Extracted data entries
━━━

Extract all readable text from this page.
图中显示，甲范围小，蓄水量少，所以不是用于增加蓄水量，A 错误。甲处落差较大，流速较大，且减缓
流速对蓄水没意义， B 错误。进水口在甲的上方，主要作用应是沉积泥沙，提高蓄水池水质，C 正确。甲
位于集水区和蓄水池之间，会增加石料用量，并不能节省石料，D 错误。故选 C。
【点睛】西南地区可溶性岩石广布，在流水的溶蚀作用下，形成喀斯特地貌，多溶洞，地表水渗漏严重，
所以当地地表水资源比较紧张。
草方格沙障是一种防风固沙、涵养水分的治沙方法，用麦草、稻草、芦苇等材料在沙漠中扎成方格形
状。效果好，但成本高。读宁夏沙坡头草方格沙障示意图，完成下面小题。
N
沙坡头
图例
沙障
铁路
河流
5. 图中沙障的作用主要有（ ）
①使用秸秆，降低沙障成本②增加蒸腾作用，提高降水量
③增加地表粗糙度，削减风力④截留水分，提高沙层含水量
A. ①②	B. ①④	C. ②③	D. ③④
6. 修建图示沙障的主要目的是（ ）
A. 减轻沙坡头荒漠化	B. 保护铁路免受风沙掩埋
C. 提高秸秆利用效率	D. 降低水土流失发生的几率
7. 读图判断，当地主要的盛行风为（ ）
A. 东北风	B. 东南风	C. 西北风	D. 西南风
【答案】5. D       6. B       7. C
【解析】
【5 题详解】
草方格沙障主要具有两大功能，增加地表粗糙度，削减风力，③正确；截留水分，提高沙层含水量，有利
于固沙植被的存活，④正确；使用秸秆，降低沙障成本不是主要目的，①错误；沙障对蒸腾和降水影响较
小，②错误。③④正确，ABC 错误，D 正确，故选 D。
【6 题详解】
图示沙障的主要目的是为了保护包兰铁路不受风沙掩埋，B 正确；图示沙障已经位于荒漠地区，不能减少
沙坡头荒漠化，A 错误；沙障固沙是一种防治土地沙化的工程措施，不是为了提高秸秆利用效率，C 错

━━━

» **What the task asks**
Reproduce the entries above in full, verbatim.

» **Reply**
Extract all readable text from this page.
图中显示，甲范围小，蓄水量少，所以不是用于增加蓄水量，A 错误。甲处落差较大，流速较大，且减缓
流速对蓄水没意义， B 错误。进水口在甲的上方，主要作用应是沉积泥沙，提高蓄水池水质，C 正确。甲
位于集水区和蓄水池之间，会增加石料用量，并不能节省石料，D 错误。故选 C。
【点睛】西南地区可溶性岩石广布，在流水的溶蚀作用下，形成喀斯特地貌，多溶洞，地表水渗漏严重，
所以当地地表水资源比较紧张。
草方格沙障是一种防风固沙、涵养水分的治沙方法，用麦草、稻草、芦苇等材料在沙漠中扎成方格形
状。效果好，但成本高。读宁夏沙坡头草方格沙障示意图，完成下面小题。
N
沙坡头
图例
沙障
铁路
河流
5. 图中沙障的作用主要有（ ）
①使用秸秆，降低沙障成本②增加蒸腾作用，提高降水量
③增加地表粗糙度，削减风力④截留水分，提高沙层含水量
A. ①②	B. ①④	C. ②③	D. ③④
6. 修建图示沙障的主要目的是（ ）
A. 减轻沙坡头荒漠化	B. 保护铁路免受风沙掩埋
C. 提高秸秆利用效率	D. 降低水土流失发生的几率
7. 读图判断，当地主要的盛行风为（ ）
A. 东北风	B. 东南风	C. 西北风	D. 西南风
【答案】5. D       6. B       7. C
【解析】
【5 题详解】
草方格沙障主要具有两大功能，增加地表粗糙度，削减风力，③正确；截留水分，提高沙层含水量，有利
于固沙植被的存活，④正确；使用秸秆，降低沙障成本不是主要目的，①错误；沙障对蒸腾和降水影响较
小，②错误。③④正确，ABC 错误，D 正确，故选 D。
【6 题详解】
图示沙障的主要目的是为了保护包兰铁路不受风沙掩埋，B 正确；图示沙障已经位于荒漠地区，不能减少
沙坡头荒漠化，A 错误；沙障固沙是一种防治土地沙化的工程措施，不是为了提高秸秆利用效率，C 错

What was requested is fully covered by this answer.